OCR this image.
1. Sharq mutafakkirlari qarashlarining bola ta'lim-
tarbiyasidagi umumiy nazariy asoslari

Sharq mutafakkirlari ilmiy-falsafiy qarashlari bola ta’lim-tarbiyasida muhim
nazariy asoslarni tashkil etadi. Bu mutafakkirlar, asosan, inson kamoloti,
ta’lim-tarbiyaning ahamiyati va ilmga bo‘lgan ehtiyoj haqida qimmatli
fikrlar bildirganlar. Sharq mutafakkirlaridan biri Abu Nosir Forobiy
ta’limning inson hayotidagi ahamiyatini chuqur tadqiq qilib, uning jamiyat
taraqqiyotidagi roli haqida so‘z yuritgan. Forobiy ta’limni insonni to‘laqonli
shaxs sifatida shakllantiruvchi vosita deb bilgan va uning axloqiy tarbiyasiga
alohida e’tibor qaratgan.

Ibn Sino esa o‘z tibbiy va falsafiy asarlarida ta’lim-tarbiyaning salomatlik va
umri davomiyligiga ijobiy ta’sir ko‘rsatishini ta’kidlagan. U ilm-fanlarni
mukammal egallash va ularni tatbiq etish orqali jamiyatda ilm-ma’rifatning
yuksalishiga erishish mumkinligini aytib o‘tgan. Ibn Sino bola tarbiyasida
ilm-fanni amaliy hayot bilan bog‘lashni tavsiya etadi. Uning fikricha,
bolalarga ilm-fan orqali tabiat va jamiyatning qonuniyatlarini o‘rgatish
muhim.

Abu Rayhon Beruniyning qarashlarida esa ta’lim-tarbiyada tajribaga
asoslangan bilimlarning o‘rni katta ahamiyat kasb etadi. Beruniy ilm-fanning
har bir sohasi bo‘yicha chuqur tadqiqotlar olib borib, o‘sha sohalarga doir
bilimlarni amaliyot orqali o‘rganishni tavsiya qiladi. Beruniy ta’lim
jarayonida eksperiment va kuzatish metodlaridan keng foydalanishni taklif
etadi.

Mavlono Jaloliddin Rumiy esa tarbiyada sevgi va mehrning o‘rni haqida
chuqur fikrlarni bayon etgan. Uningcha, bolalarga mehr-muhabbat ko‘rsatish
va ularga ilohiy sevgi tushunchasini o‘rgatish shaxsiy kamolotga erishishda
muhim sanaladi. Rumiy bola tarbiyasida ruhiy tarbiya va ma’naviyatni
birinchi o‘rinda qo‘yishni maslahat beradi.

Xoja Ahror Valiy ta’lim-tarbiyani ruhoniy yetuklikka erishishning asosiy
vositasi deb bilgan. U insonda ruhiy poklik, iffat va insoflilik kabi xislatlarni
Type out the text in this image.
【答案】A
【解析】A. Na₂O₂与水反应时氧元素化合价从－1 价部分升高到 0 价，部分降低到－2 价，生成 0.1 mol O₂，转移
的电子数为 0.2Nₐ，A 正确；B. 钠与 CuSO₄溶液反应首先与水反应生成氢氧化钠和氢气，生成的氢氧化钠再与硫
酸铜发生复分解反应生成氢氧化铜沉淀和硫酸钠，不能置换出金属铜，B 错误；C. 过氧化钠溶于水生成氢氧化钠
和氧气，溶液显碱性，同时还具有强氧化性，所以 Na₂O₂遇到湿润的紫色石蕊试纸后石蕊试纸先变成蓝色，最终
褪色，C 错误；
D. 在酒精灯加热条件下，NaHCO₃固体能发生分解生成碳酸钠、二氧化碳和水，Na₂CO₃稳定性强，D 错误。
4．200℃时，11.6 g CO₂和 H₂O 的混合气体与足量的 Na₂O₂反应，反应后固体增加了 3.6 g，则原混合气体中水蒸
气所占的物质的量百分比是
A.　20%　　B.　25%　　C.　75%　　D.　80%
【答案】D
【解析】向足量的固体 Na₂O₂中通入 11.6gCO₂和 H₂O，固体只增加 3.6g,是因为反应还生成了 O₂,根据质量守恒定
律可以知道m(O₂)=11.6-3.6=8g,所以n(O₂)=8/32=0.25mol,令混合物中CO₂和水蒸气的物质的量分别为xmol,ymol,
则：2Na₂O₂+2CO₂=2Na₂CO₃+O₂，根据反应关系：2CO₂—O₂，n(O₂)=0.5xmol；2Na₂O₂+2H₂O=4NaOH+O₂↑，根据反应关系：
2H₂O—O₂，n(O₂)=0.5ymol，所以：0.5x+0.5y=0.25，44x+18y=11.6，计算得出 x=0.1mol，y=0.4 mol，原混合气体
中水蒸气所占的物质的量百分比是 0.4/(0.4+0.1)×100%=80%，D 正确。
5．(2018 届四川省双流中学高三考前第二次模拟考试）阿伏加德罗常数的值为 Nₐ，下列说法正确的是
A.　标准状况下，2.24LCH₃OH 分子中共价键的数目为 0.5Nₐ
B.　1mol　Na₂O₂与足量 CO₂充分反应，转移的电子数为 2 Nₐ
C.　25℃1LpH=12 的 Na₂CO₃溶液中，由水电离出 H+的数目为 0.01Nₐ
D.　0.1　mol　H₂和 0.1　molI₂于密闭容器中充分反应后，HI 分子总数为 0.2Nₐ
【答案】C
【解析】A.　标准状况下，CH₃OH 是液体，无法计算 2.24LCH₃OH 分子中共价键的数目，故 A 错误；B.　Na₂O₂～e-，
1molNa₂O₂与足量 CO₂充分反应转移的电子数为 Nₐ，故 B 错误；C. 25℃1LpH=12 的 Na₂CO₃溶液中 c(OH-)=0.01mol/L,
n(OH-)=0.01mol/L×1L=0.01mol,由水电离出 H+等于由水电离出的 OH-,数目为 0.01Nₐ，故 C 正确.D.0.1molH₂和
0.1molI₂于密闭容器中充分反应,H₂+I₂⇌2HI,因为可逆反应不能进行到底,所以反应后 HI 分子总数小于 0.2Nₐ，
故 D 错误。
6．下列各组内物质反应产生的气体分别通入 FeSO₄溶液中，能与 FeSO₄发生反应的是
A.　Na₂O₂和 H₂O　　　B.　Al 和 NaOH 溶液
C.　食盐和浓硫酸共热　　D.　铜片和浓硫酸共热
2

### What you have to do
Give the count of lines holding the word "muhim" and nothing more.

### Response for this exercise
3